-- Begin Material supplied --
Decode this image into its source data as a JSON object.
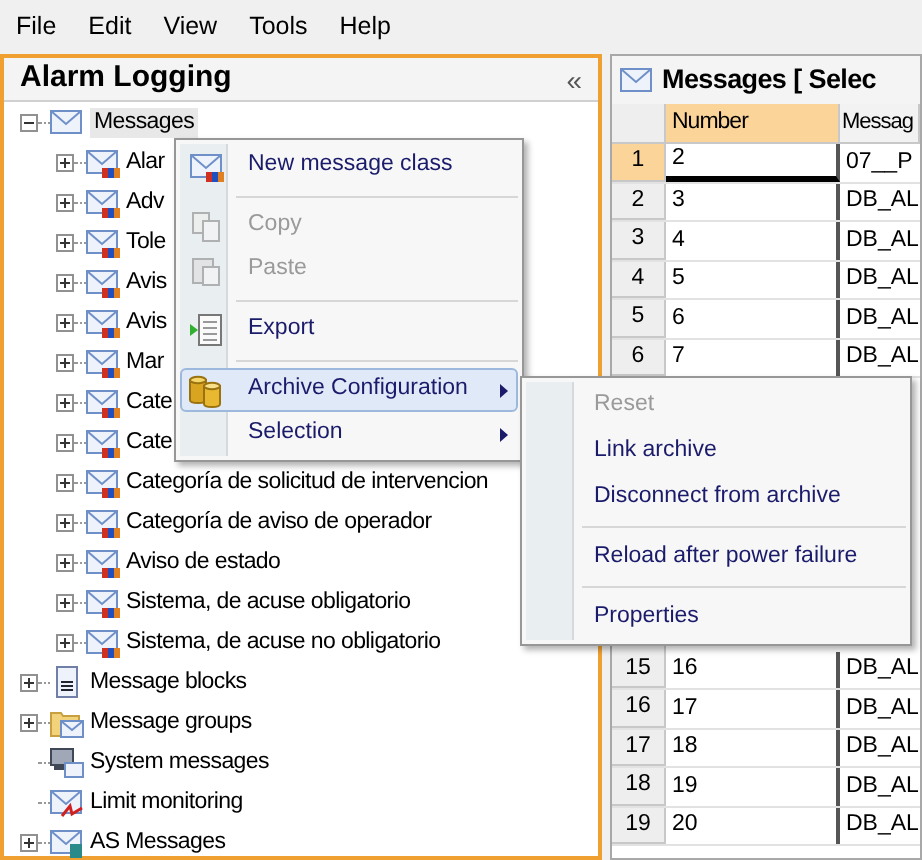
{
  "menu_bar": [
    {
      "label": "File"
    },
    {
      "label": "Edit"
    },
    {
      "label": "View"
    },
    {
      "label": "Tools"
    },
    {
      "label": "Help"
    }
  ],
  "left_panel": {
    "title": "Alarm Logging",
    "collapse": "«",
    "tree": [
      {
        "label": "Messages",
        "kind": "envelope",
        "expanded": true,
        "selected": true,
        "children": [
          {
            "label": "Alar",
            "kind": "message-class",
            "expanded": false
          },
          {
            "label": "Adv",
            "kind": "message-class",
            "expanded": false
          },
          {
            "label": "Tole",
            "kind": "message-class",
            "expanded": false
          },
          {
            "label": "Avis",
            "kind": "message-class",
            "expanded": false
          },
          {
            "label": "Avis",
            "kind": "message-class",
            "expanded": false
          },
          {
            "label": "Mar",
            "kind": "message-class",
            "expanded": false
          },
          {
            "label": "Cate",
            "kind": "message-class",
            "expanded": false
          },
          {
            "label": "Cate",
            "kind": "message-class",
            "expanded": false
          },
          {
            "label": "Categoría de solicitud de intervencion",
            "kind": "message-class",
            "expanded": false
          },
          {
            "label": "Categoría de aviso de operador",
            "kind": "message-class",
            "expanded": false
          },
          {
            "label": "Aviso de estado",
            "kind": "message-class",
            "expanded": false
          },
          {
            "label": "Sistema, de acuse obligatorio",
            "kind": "message-class",
            "expanded": false
          },
          {
            "label": "Sistema, de acuse no obligatorio",
            "kind": "message-class",
            "expanded": false
          }
        ]
      },
      {
        "label": "Message blocks",
        "kind": "blocks",
        "expanded": false,
        "selected": false
      },
      {
        "label": "Message groups",
        "kind": "folder",
        "expanded": false,
        "selected": false
      },
      {
        "label": "System messages",
        "kind": "system",
        "selected": false
      },
      {
        "label": "Limit monitoring",
        "kind": "limit",
        "selected": false
      },
      {
        "label": "AS Messages",
        "kind": "as",
        "expanded": false,
        "selected": false
      }
    ]
  },
  "grid_panel": {
    "title": "Messages [ Selec",
    "columns": [
      {
        "label": "Number",
        "selected": true
      },
      {
        "label": "Messag",
        "selected": false
      }
    ],
    "rows": [
      {
        "header": "1",
        "cells": [
          "2",
          "07__P"
        ],
        "selected": true
      },
      {
        "header": "2",
        "cells": [
          "3",
          "DB_AL"
        ],
        "selected": false
      },
      {
        "header": "3",
        "cells": [
          "4",
          "DB_AL"
        ],
        "selected": false
      },
      {
        "header": "4",
        "cells": [
          "5",
          "DB_AL"
        ],
        "selected": false
      },
      {
        "header": "5",
        "cells": [
          "6",
          "DB_AL"
        ],
        "selected": false
      },
      {
        "header": "6",
        "cells": [
          "7",
          "DB_AL"
        ],
        "selected": false
      }
    ],
    "rows_below_menu": [
      {
        "header": "15",
        "cells": [
          "16",
          "DB_AL"
        ],
        "selected": false
      },
      {
        "header": "16",
        "cells": [
          "17",
          "DB_AL"
        ],
        "selected": false
      },
      {
        "header": "17",
        "cells": [
          "18",
          "DB_AL"
        ],
        "selected": false
      },
      {
        "header": "18",
        "cells": [
          "19",
          "DB_AL"
        ],
        "selected": false
      },
      {
        "header": "19",
        "cells": [
          "20",
          "DB_AL"
        ],
        "selected": false
      }
    ]
  },
  "context_menu": {
    "items": [
      {
        "kind": "item",
        "label": "New message class",
        "disabled": false,
        "selected": false
      },
      {
        "kind": "separator"
      },
      {
        "kind": "item",
        "label": "Copy",
        "disabled": true,
        "selected": false
      },
      {
        "kind": "item",
        "label": "Paste",
        "disabled": true,
        "selected": false
      },
      {
        "kind": "separator"
      },
      {
        "kind": "item",
        "label": "Export",
        "disabled": false,
        "selected": false
      },
      {
        "kind": "separator"
      },
      {
        "kind": "item",
        "label": "Archive Configuration",
        "disabled": false,
        "selected": true,
        "submenu": true
      },
      {
        "kind": "item",
        "label": "Selection",
        "disabled": false,
        "selected": false,
        "submenu": true
      }
    ]
  },
  "submenu": {
    "items": [
      {
        "kind": "item",
        "label": "Reset",
        "disabled": true
      },
      {
        "kind": "item",
        "label": "Link archive",
        "disabled": false
      },
      {
        "kind": "item",
        "label": "Disconnect from archive",
        "disabled": false
      },
      {
        "kind": "separator"
      },
      {
        "kind": "item",
        "label": "Reload after power failure",
        "disabled": false
      },
      {
        "kind": "separator"
      },
      {
        "kind": "item",
        "label": "Properties",
        "disabled": false
      }
    ]
  }
}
-- End Material supplied --
◆ **What you need to do**:
On how many lines does the word "Sistema" appear? Answer with only the number.

◆ **Output for this task**:
2